*The request*
Can you transcribe every entry word for word, skipping the images?

### Recorded data

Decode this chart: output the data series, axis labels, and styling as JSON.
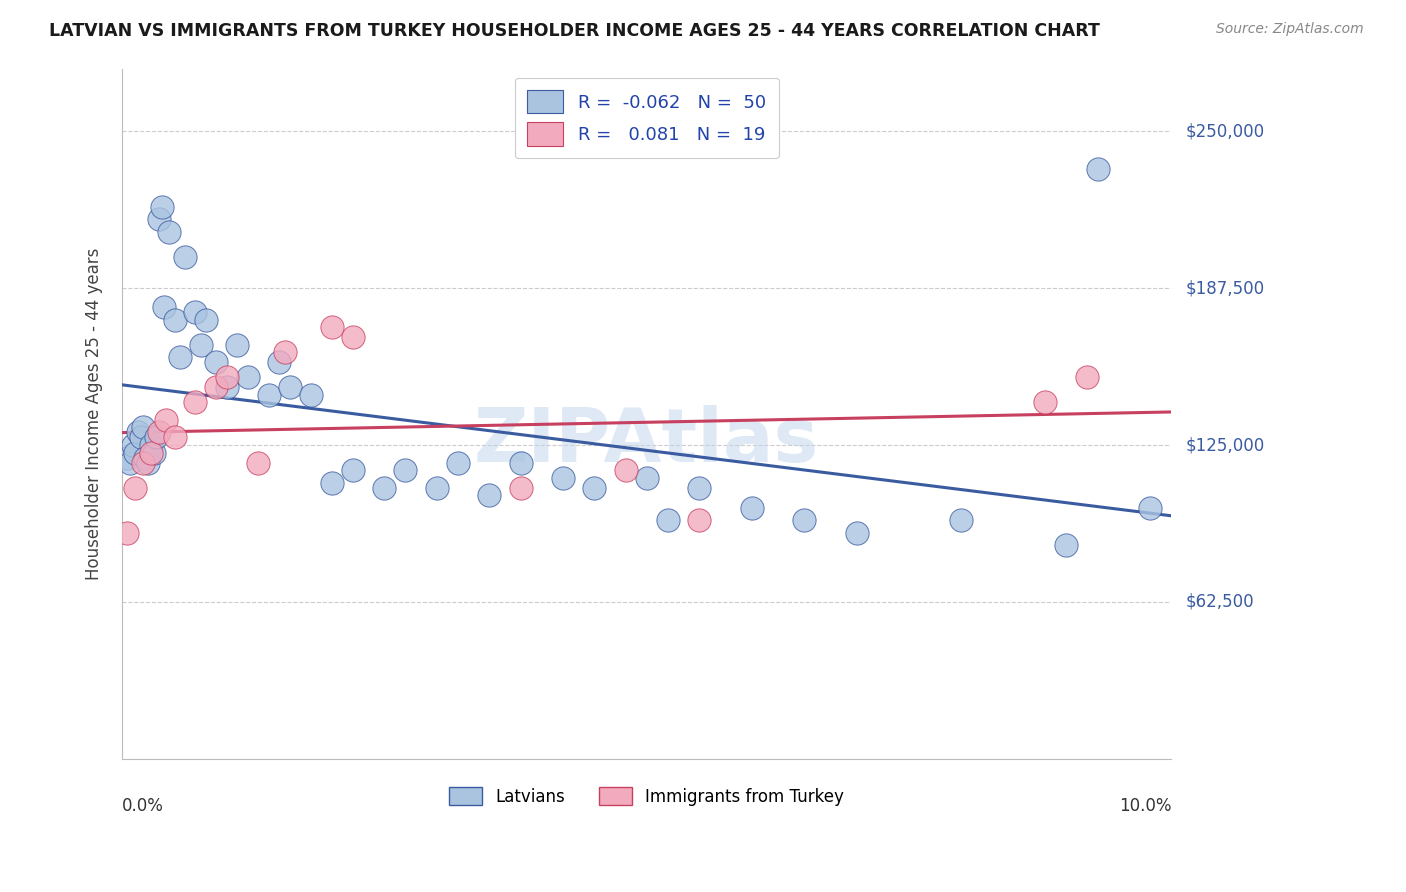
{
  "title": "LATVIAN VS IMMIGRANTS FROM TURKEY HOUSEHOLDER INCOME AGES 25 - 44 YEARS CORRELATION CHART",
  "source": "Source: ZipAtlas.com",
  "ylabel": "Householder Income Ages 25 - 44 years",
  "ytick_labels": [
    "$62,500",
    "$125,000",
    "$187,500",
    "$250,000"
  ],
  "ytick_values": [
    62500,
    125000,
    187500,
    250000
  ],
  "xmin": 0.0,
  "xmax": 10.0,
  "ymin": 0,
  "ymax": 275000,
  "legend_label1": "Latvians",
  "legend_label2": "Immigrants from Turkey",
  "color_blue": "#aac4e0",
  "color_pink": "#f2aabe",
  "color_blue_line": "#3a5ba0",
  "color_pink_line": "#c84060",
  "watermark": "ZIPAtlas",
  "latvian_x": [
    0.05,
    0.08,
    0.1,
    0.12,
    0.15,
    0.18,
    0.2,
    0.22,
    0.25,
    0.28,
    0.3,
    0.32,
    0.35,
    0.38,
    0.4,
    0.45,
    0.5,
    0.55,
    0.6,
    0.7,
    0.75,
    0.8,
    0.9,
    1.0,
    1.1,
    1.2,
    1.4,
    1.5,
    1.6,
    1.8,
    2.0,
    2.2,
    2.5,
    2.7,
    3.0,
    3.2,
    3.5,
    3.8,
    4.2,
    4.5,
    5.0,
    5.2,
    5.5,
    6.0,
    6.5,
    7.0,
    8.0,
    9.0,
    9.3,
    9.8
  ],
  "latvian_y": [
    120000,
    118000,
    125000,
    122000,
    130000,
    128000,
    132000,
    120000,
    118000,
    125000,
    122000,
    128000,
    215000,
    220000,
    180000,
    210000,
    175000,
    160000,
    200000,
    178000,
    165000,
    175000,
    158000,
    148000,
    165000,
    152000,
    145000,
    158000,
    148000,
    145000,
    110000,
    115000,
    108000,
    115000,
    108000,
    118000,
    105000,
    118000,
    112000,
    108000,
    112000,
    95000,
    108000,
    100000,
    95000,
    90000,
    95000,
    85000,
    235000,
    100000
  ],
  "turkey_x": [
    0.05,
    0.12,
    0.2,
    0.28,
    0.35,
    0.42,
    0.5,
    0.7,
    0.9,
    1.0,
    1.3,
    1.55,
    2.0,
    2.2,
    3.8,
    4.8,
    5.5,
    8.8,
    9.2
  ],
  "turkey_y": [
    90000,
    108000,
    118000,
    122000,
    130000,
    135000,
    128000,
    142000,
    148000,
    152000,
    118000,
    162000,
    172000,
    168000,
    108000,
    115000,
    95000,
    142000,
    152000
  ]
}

######

*Solution to this exercise*
Decode this chart: output the data series, axis labels, and styling as JSON.
{
  "title": "LATVIAN VS IMMIGRANTS FROM TURKEY HOUSEHOLDER INCOME AGES 25 - 44 YEARS CORRELATION CHART",
  "source": "Source: ZipAtlas.com",
  "ylabel": "Householder Income Ages 25 - 44 years",
  "ytick_labels": [
    "$62,500",
    "$125,000",
    "$187,500",
    "$250,000"
  ],
  "ytick_values": [
    62500,
    125000,
    187500,
    250000
  ],
  "xmin": 0.0,
  "xmax": 10.0,
  "ymin": 0,
  "ymax": 275000,
  "legend_label1": "Latvians",
  "legend_label2": "Immigrants from Turkey",
  "color_blue": "#aac4e0",
  "color_pink": "#f2aabe",
  "color_blue_line": "#3a5ba0",
  "color_pink_line": "#c84060",
  "watermark": "ZIPAtlas",
  "latvian_x": [
    0.05,
    0.08,
    0.1,
    0.12,
    0.15,
    0.18,
    0.2,
    0.22,
    0.25,
    0.28,
    0.3,
    0.32,
    0.35,
    0.38,
    0.4,
    0.45,
    0.5,
    0.55,
    0.6,
    0.7,
    0.75,
    0.8,
    0.9,
    1.0,
    1.1,
    1.2,
    1.4,
    1.5,
    1.6,
    1.8,
    2.0,
    2.2,
    2.5,
    2.7,
    3.0,
    3.2,
    3.5,
    3.8,
    4.2,
    4.5,
    5.0,
    5.2,
    5.5,
    6.0,
    6.5,
    7.0,
    8.0,
    9.0,
    9.3,
    9.8
  ],
  "latvian_y": [
    120000,
    118000,
    125000,
    122000,
    130000,
    128000,
    132000,
    120000,
    118000,
    125000,
    122000,
    128000,
    215000,
    220000,
    180000,
    210000,
    175000,
    160000,
    200000,
    178000,
    165000,
    175000,
    158000,
    148000,
    165000,
    152000,
    145000,
    158000,
    148000,
    145000,
    110000,
    115000,
    108000,
    115000,
    108000,
    118000,
    105000,
    118000,
    112000,
    108000,
    112000,
    95000,
    108000,
    100000,
    95000,
    90000,
    95000,
    85000,
    235000,
    100000
  ],
  "turkey_x": [
    0.05,
    0.12,
    0.2,
    0.28,
    0.35,
    0.42,
    0.5,
    0.7,
    0.9,
    1.0,
    1.3,
    1.55,
    2.0,
    2.2,
    3.8,
    4.8,
    5.5,
    8.8,
    9.2
  ],
  "turkey_y": [
    90000,
    108000,
    118000,
    122000,
    130000,
    135000,
    128000,
    142000,
    148000,
    152000,
    118000,
    162000,
    172000,
    168000,
    108000,
    115000,
    95000,
    142000,
    152000
  ]
}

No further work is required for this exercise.